[What is required]
Extract the full set of records that follows, word for word.
===== Supplied records
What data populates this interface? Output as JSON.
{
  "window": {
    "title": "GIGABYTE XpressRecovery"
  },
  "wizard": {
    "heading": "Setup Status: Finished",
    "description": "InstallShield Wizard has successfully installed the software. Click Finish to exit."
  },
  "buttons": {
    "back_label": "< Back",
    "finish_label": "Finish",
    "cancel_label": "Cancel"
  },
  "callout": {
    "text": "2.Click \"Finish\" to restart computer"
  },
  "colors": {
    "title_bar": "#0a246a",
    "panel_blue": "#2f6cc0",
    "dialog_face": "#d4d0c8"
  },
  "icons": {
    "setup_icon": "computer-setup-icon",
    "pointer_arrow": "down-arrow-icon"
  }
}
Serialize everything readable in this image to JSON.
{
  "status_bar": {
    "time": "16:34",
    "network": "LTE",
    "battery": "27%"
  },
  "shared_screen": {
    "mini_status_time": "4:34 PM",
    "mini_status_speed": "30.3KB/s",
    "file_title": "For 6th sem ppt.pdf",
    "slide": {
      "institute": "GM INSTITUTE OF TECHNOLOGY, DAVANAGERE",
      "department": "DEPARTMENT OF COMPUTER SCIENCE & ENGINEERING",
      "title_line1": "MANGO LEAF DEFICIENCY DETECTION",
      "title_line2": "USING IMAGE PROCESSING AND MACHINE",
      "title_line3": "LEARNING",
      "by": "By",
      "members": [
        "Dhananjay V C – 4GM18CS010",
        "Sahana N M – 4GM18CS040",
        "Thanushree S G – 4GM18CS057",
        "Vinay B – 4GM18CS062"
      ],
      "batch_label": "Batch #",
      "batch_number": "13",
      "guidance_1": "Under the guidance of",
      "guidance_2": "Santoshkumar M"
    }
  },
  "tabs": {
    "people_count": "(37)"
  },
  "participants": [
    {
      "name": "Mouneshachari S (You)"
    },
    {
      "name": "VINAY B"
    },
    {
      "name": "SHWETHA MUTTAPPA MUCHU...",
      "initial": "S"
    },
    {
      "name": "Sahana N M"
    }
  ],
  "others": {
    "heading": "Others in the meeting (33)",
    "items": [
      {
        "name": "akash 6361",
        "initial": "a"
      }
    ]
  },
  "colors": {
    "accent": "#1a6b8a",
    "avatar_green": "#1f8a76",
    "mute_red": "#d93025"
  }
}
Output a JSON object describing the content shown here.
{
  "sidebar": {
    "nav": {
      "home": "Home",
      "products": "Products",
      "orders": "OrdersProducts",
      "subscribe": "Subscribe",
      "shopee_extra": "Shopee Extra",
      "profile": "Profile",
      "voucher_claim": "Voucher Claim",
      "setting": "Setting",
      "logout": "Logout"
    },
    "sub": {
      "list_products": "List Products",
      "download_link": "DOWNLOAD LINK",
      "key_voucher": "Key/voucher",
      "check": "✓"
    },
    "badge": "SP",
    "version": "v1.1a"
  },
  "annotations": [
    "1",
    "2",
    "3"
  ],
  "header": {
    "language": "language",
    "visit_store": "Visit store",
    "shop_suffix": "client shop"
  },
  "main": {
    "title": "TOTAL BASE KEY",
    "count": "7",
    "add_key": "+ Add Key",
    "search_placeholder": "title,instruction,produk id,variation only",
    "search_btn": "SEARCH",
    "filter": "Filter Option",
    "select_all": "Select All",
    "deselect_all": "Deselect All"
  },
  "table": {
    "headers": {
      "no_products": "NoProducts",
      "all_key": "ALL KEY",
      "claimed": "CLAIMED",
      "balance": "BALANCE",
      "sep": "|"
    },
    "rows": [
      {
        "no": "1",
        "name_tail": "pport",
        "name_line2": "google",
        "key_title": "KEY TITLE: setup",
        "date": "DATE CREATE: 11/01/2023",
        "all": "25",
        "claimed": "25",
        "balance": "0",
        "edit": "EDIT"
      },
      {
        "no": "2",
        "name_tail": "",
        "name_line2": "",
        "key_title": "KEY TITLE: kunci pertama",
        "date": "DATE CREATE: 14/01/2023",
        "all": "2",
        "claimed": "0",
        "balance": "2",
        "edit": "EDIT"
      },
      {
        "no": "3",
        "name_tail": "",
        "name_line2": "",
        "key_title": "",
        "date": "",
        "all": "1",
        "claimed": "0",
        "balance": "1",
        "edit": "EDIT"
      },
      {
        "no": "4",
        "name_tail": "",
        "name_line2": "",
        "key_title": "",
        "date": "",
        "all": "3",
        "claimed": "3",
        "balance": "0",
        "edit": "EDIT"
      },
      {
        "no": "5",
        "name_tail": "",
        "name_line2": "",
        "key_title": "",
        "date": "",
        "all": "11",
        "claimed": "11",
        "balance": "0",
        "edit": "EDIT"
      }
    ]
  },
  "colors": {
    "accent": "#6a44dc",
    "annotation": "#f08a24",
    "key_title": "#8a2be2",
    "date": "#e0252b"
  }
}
==========
[Solution]
What data populates this interface? Output as JSON.
{
  "window": {
    "title": "GIGABYTE XpressRecovery"
  },
  "wizard": {
    "heading": "Setup Status: Finished",
    "description": "InstallShield Wizard has successfully installed the software. Click Finish to exit."
  },
  "buttons": {
    "back_label": "< Back",
    "finish_label": "Finish",
    "cancel_label": "Cancel"
  },
  "callout": {
    "text": "2.Click \"Finish\" to restart computer"
  },
  "colors": {
    "title_bar": "#0a246a",
    "panel_blue": "#2f6cc0",
    "dialog_face": "#d4d0c8"
  },
  "icons": {
    "setup_icon": "computer-setup-icon",
    "pointer_arrow": "down-arrow-icon"
  }
}
Serialize everything readable in this image to JSON.
{
  "status_bar": {
    "time": "16:34",
    "network": "LTE",
    "battery": "27%"
  },
  "shared_screen": {
    "mini_status_time": "4:34 PM",
    "mini_status_speed": "30.3KB/s",
    "file_title": "For 6th sem ppt.pdf",
    "slide": {
      "institute": "GM INSTITUTE OF TECHNOLOGY, DAVANAGERE",
      "department": "DEPARTMENT OF COMPUTER SCIENCE & ENGINEERING",
      "title_line1": "MANGO LEAF DEFICIENCY DETECTION",
      "title_line2": "USING IMAGE PROCESSING AND MACHINE",
      "title_line3": "LEARNING",
      "by": "By",
      "members": [
        "Dhananjay V C – 4GM18CS010",
        "Sahana N M – 4GM18CS040",
        "Thanushree S G – 4GM18CS057",
        "Vinay B – 4GM18CS062"
      ],
      "batch_label": "Batch #",
      "batch_number": "13",
      "guidance_1": "Under the guidance of",
      "guidance_2": "Santoshkumar M"
    }
  },
  "tabs": {
    "people_count": "(37)"
  },
  "participants": [
    {
      "name": "Mouneshachari S (You)"
    },
    {
      "name": "VINAY B"
    },
    {
      "name": "SHWETHA MUTTAPPA MUCHU...",
      "initial": "S"
    },
    {
      "name": "Sahana N M"
    }
  ],
  "others": {
    "heading": "Others in the meeting (33)",
    "items": [
      {
        "name": "akash 6361",
        "initial": "a"
      }
    ]
  },
  "colors": {
    "accent": "#1a6b8a",
    "avatar_green": "#1f8a76",
    "mute_red": "#d93025"
  }
}
Output a JSON object describing the content shown here.
{
  "sidebar": {
    "nav": {
      "home": "Home",
      "products": "Products",
      "orders": "OrdersProducts",
      "subscribe": "Subscribe",
      "shopee_extra": "Shopee Extra",
      "profile": "Profile",
      "voucher_claim": "Voucher Claim",
      "setting": "Setting",
      "logout": "Logout"
    },
    "sub": {
      "list_products": "List Products",
      "download_link": "DOWNLOAD LINK",
      "key_voucher": "Key/voucher",
      "check": "✓"
    },
    "badge": "SP",
    "version": "v1.1a"
  },
  "annotations": [
    "1",
    "2",
    "3"
  ],
  "header": {
    "language": "language",
    "visit_store": "Visit store",
    "shop_suffix": "client shop"
  },
  "main": {
    "title": "TOTAL BASE KEY",
    "count": "7",
    "add_key": "+ Add Key",
    "search_placeholder": "title,instruction,produk id,variation only",
    "search_btn": "SEARCH",
    "filter": "Filter Option",
    "select_all": "Select All",
    "deselect_all": "Deselect All"
  },
  "table": {
    "headers": {
      "no_products": "NoProducts",
      "all_key": "ALL KEY",
      "claimed": "CLAIMED",
      "balance": "BALANCE",
      "sep": "|"
    },
    "rows": [
      {
        "no": "1",
        "name_tail": "pport",
        "name_line2": "google",
        "key_title": "KEY TITLE: setup",
        "date": "DATE CREATE: 11/01/2023",
        "all": "25",
        "claimed": "25",
        "balance": "0",
        "edit": "EDIT"
      },
      {
        "no": "2",
        "name_tail": "",
        "name_line2": "",
        "key_title": "KEY TITLE: kunci pertama",
        "date": "DATE CREATE: 14/01/2023",
        "all": "2",
        "claimed": "0",
        "balance": "2",
        "edit": "EDIT"
      },
      {
        "no": "3",
        "name_tail": "",
        "name_line2": "",
        "key_title": "",
        "date": "",
        "all": "1",
        "claimed": "0",
        "balance": "1",
        "edit": "EDIT"
      },
      {
        "no": "4",
        "name_tail": "",
        "name_line2": "",
        "key_title": "",
        "date": "",
        "all": "3",
        "claimed": "3",
        "balance": "0",
        "edit": "EDIT"
      },
      {
        "no": "5",
        "name_tail": "",
        "name_line2": "",
        "key_title": "",
        "date": "",
        "all": "11",
        "claimed": "11",
        "balance": "0",
        "edit": "EDIT"
      }
    ]
  },
  "colors": {
    "accent": "#6a44dc",
    "annotation": "#f08a24",
    "key_title": "#8a2be2",
    "date": "#e0252b"
  }
}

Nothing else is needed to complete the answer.